Extrait à lire -

« Dans la dernière ligne droite de la campagne présidentielle américaine, Donald Trump et Kamala Harris vantent tous deux des plans concurrents pour créer des emplois de classes moyennes pour les travailleurs sans diplôme universitaire en revitalisant l’industrie manufacturière. Mais les candidats ne jouent pas seulement sur la nostalgie de l’électorat pour une ère révolue ; ils ignorent le rôle diminué que l’industrie manufacturière peut désormais jouer comme source de croissance économique et d’opportunités.
Trump propose d’éliminer le déficit commercial américain dans le secteur manufacturier en érigeant des droits de douane élevés. Il impute le déclin à long terme de l’emploi manufacturier américain à de mauvais accords commerciaux et à des pratiques déloyales de la part d’autres pays, en particulier la Chine. Selon lui, fermer l’économie avec des barrières à l’échange inversera la tendance et générera une forte augmentation des emplois manufacturiers aux États-Unis. De son côté, Harris veut doubler la mise sur les politiques industrielles de l’administration Biden en ajoutant 100 milliards de dollars de subventions fédérales pour les industries manufacturières du futur.
Ces prescriptions politiques sont remarquablement myopes. Elles ignorent le fait que le déclin de la part de l’industrie manufacturière dans l’emploi total (qui est passée de 30 % dans les années 1970 à peine 8 % aujourd’hui) reflète des forces structurelles à long terme telles que l’automatisation, les gains de productivité et un changement dans la demande des biens vers les services (qui se produit naturellement à mesure que les économies se développent).

À faire -
(1) Recopiez intégralement l'extrait sur l'industrie manufacturière américaine, sans y changer quoi que ce soit.
(2) Dans les enregistrements, reprenez uniquement les lignes allant de celle qui contient « breadcrumb-thread[interactable]: Thread 1 » jusqu'à celle qui contient « 18 _dispatch_main_queue_callback_4CF [5,352,329,370] », bornes comprises, en renommant « stack-frame-row » en « call-frame-row » et en laissant tout le reste identique.

Éléments stockés
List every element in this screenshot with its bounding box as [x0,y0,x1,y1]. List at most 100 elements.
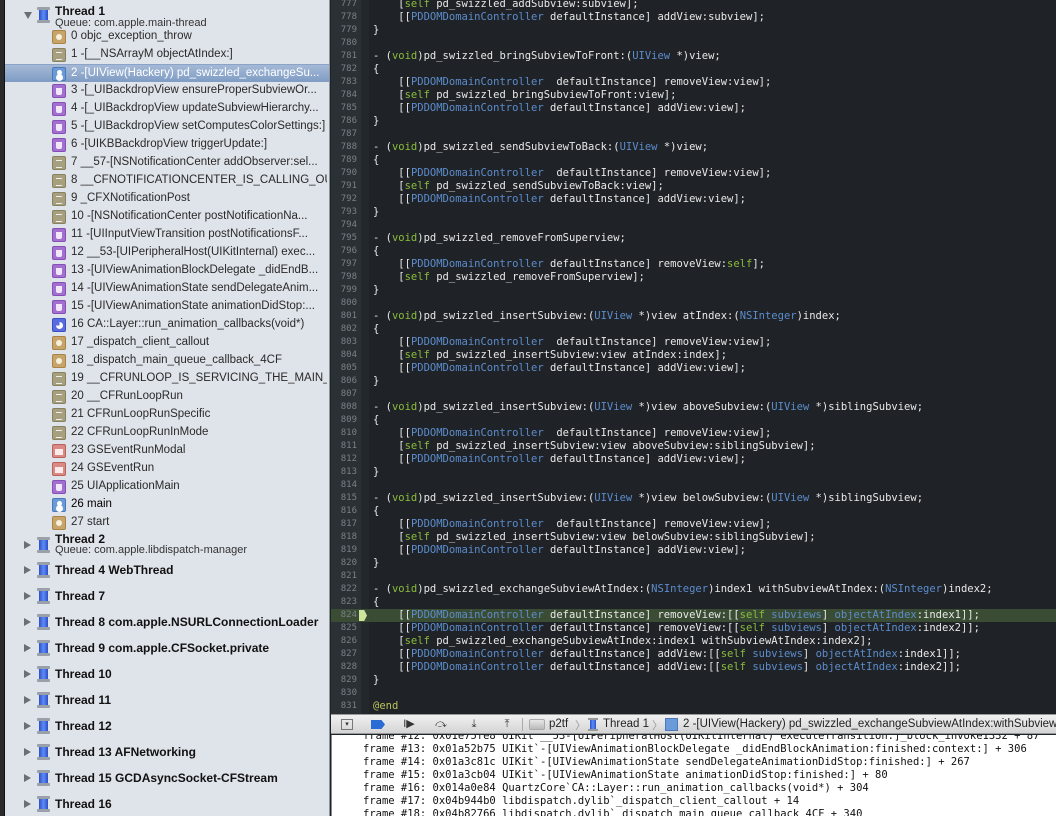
breadcrumb-thread[interactable]: Thread 1 [603,718,649,730]
code-line[interactable]: 810 [[PDDOMDomainController defaultInsta… [331,427,1056,440]
stack-frame-row[interactable]: 9 _CFXNotificationPost [5,190,329,208]
disclosure-triangle-open-icon[interactable] [24,12,32,19]
stack-frame-row[interactable]: 18 _dispatch_main_queue_callback_4CF [5,352,329,370]
thread-row-1[interactable]: Thread 1 Queue: com.apple.main-thread [5,2,329,29]
code-line[interactable]: 794 [331,219,1056,232]
breadcrumb-frame[interactable]: 2 -[UIView(Hackery) pd_swizzled_exchange… [683,718,1056,730]
code-line[interactable]: 807 [331,388,1056,401]
code-line[interactable]: 789 { [331,154,1056,167]
breakpoints-toggle-button[interactable] [371,718,387,731]
thread-row[interactable]: Thread 7 [5,587,329,613]
code-line[interactable]: 777 [self pd_swizzled_addSubview:subview… [331,0,1056,11]
thread-row[interactable]: Thread 11 [5,691,329,717]
disclosure-triangle-closed-icon[interactable] [24,670,31,678]
code-line[interactable]: 802 { [331,323,1056,336]
code-line[interactable]: 820} [331,557,1056,570]
disclosure-triangle-closed-icon[interactable] [24,774,31,782]
stack-frame-row[interactable]: 5 -[_UIBackdropView setComputesColorSett… [5,118,329,136]
stack-frame-row[interactable]: 1 -[__NSArrayM objectAtIndex:] [5,46,329,64]
thread-row[interactable]: Thread 16 [5,795,329,816]
instruction-pointer-icon[interactable] [359,610,367,621]
disclosure-triangle-closed-icon[interactable] [24,800,31,808]
source-editor[interactable]: 777 [self pd_swizzled_addSubview:subview… [331,0,1056,714]
stack-frame-row[interactable]: 13 -[UIViewAnimationBlockDelegate _didEn… [5,262,329,280]
stack-frame-row[interactable]: 22 CFRunLoopRunInMode [5,424,329,442]
disclosure-triangle-closed-icon[interactable] [24,722,31,730]
code-line[interactable]: 823 { [331,596,1056,609]
code-line[interactable]: 780 [331,37,1056,50]
stack-frame-row[interactable]: 19 __CFRUNLOOP_IS_SERVICING_THE_MAIN_DI.… [5,370,329,388]
code-line[interactable]: 824 [[PDDOMDomainController defaultInsta… [331,609,1056,622]
code-line[interactable]: 805 [[PDDOMDomainController defaultInsta… [331,362,1056,375]
code-line[interactable]: 818 [self pd_swizzled_insertSubview:view… [331,531,1056,544]
code-line[interactable]: 806} [331,375,1056,388]
code-line[interactable]: 822 - (void)pd_swizzled_exchangeSubviewAt… [331,583,1056,596]
code-line[interactable]: 782 { [331,63,1056,76]
stack-frame-row[interactable]: 12 __53-[UIPeripheralHost(UIKitInternal)… [5,244,329,262]
breadcrumb-project[interactable]: p2tf [549,718,568,730]
code-line[interactable]: 793} [331,206,1056,219]
thread-row[interactable]: Thread 15 GCDAsyncSocket-CFStream [5,769,329,795]
code-line[interactable]: 804 [self pd_swizzled_insertSubview:view… [331,349,1056,362]
stack-frame-row[interactable]: 20 __CFRunLoopRun [5,388,329,406]
thread-row[interactable]: Thread 12 [5,717,329,743]
stack-frame-row[interactable]: 17 _dispatch_client_callout [5,334,329,352]
code-line[interactable]: 827 [[PDDOMDomainController defaultInsta… [331,648,1056,661]
code-line[interactable]: 786} [331,115,1056,128]
code-line[interactable]: 811 [self pd_swizzled_insertSubview:view… [331,440,1056,453]
code-line[interactable]: 821 [331,570,1056,583]
stack-frame-row[interactable]: 8 __CFNOTIFICATIONCENTER_IS_CALLING_OU..… [5,172,329,190]
stack-frame-row[interactable]: 15 -[UIViewAnimationState animationDidSt… [5,298,329,316]
step-over-button[interactable]: ⤼ [433,718,449,731]
stack-frame-row[interactable]: 24 GSEventRun [5,460,329,478]
thread-row[interactable]: Thread 13 AFNetworking [5,743,329,769]
code-line[interactable]: 784 [self pd_swizzled_bringSubviewToFron… [331,89,1056,102]
code-line[interactable]: 799} [331,284,1056,297]
code-line[interactable]: 813} [331,466,1056,479]
stack-frame-row[interactable]: 11 -[UIInputViewTransition postNotificat… [5,226,329,244]
stack-frame-row[interactable]: 16 CA::Layer::run_animation_callbacks(vo… [5,316,329,334]
step-out-button[interactable]: ⤒ [499,718,515,731]
disclosure-triangle-closed-icon[interactable] [24,566,31,574]
code-line[interactable]: 779} [331,24,1056,37]
code-line[interactable]: 815 - (void)pd_swizzled_insertSubview:(UI… [331,492,1056,505]
disclosure-triangle-closed-icon[interactable] [24,696,31,704]
thread-row[interactable]: Thread 2 Queue: com.apple.libdispatch-man… [5,530,329,556]
disclosure-triangle-closed-icon[interactable] [24,541,31,549]
code-line[interactable]: 790 [[PDDOMDomainController defaultInsta… [331,167,1056,180]
disclosure-triangle-closed-icon[interactable] [24,592,31,600]
continue-button[interactable]: I▶ [401,718,417,731]
code-line[interactable]: 803 [[PDDOMDomainController defaultInsta… [331,336,1056,349]
code-line[interactable]: 808 - (void)pd_swizzled_insertSubview:(UI… [331,401,1056,414]
code-line[interactable]: 800 [331,297,1056,310]
code-line[interactable]: 787 [331,128,1056,141]
code-line[interactable]: 817 [[PDDOMDomainController defaultInsta… [331,518,1056,531]
stack-frame-row[interactable]: 7 __57-[NSNotificationCenter addObserver… [5,154,329,172]
stack-frame-row[interactable]: 25 UIApplicationMain [5,478,329,496]
stack-frame-row[interactable]: 14 -[UIViewAnimationState sendDelegateAn… [5,280,329,298]
code-line[interactable]: 828 [[PDDOMDomainController defaultInsta… [331,661,1056,674]
stack-frame-row[interactable]: 0 objc_exception_throw [5,28,329,46]
step-into-button[interactable]: ⤓ [466,718,482,731]
code-line[interactable]: 785 [[PDDOMDomainController defaultInsta… [331,102,1056,115]
stack-frame-row[interactable]: 3 -[_UIBackdropView ensureProperSubviewO… [5,82,329,100]
stack-frame-row[interactable]: 26 main [5,496,329,514]
code-line[interactable]: 825 [[PDDOMDomainController defaultInsta… [331,622,1056,635]
code-line[interactable]: 809 { [331,414,1056,427]
thread-row[interactable]: Thread 10 [5,665,329,691]
code-line[interactable]: 795 - (void)pd_swizzled_removeFromSupervi… [331,232,1056,245]
code-line[interactable]: 792 [[PDDOMDomainController defaultInsta… [331,193,1056,206]
stack-frame-row[interactable]: 21 CFRunLoopRunSpecific [5,406,329,424]
debug-console[interactable]: frame #12: 0x01e75fe8 UIKit`__53-[UIPeri… [331,735,1056,816]
stack-frame-row[interactable]: 23 GSEventRunModal [5,442,329,460]
code-line[interactable]: 831 @end [331,700,1056,713]
stack-frame-row[interactable]: 2 -[UIView(Hackery) pd_swizzled_exchange… [5,64,329,82]
disclosure-triangle-closed-icon[interactable] [24,618,31,626]
code-line[interactable]: 812 [[PDDOMDomainController defaultInsta… [331,453,1056,466]
toggle-console-button[interactable]: ▾ [341,719,353,730]
code-line[interactable]: 781 - (void)pd_swizzled_bringSubviewToFro… [331,50,1056,63]
code-line[interactable]: 819 [[PDDOMDomainController defaultInsta… [331,544,1056,557]
code-line[interactable]: 826 [self pd_swizzled_exchangeSubviewAtI… [331,635,1056,648]
code-line[interactable]: 829} [331,674,1056,687]
code-line[interactable]: 798 [self pd_swizzled_removeFromSupervie… [331,271,1056,284]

Solutions ci-dessous -
(1)
« Dans la dernière ligne droite de la campagne présidentielle américaine, Donald Trump et Kamala Harris vantent tous deux des plans concurrents pour créer des emplois de classes moyennes pour les travailleurs sans diplôme universitaire en revitalisant l’industrie manufacturière. Mais les candidats ne jouent pas seulement sur la nostalgie de l’électorat pour une ère révolue ; ils ignorent le rôle diminué que l’industrie manufacturière peut désormais jouer comme source de croissance économique et d’opportunités.
Trump propose d’éliminer le déficit commercial américain dans le secteur manufacturier en érigeant des droits de douane élevés. Il impute le déclin à long terme de l’emploi manufacturier américain à de mauvais accords commerciaux et à des pratiques déloyales de la part d’autres pays, en particulier la Chine. Selon lui, fermer l’économie avec des barrières à l’échange inversera la tendance et générera une forte augmentation des emplois manufacturiers aux États-Unis. De son côté, Harris veut doubler la mise sur les politiques industrielles de l’administration Biden en ajoutant 100 milliards de dollars de subventions fédérales pour les industries manufacturières du futur.
Ces prescriptions politiques sont remarquablement myopes. Elles ignorent le fait que le déclin de la part de l’industrie manufacturière dans l’emploi total (qui est passée de 30 % dans les années 1970 à peine 8 % aujourd’hui) reflète des forces structurelles à long terme telles que l’automatisation, les gains de productivité et un changement dans la demande des biens vers les services (qui se produit naturellement à mesure que les économies se développent).

(2)
breadcrumb-thread[interactable]: Thread 1 [603,718,649,730]
code-line[interactable]: 810 [[PDDOMDomainController defaultInsta… [331,427,1056,440]
call-frame-row[interactable]: 9 _CFXNotificationPost [5,190,329,208]
disclosure-triangle-open-icon[interactable] [24,12,32,19]
call-frame-row[interactable]: 18 _dispatch_main_queue_callback_4CF [5,352,329,370]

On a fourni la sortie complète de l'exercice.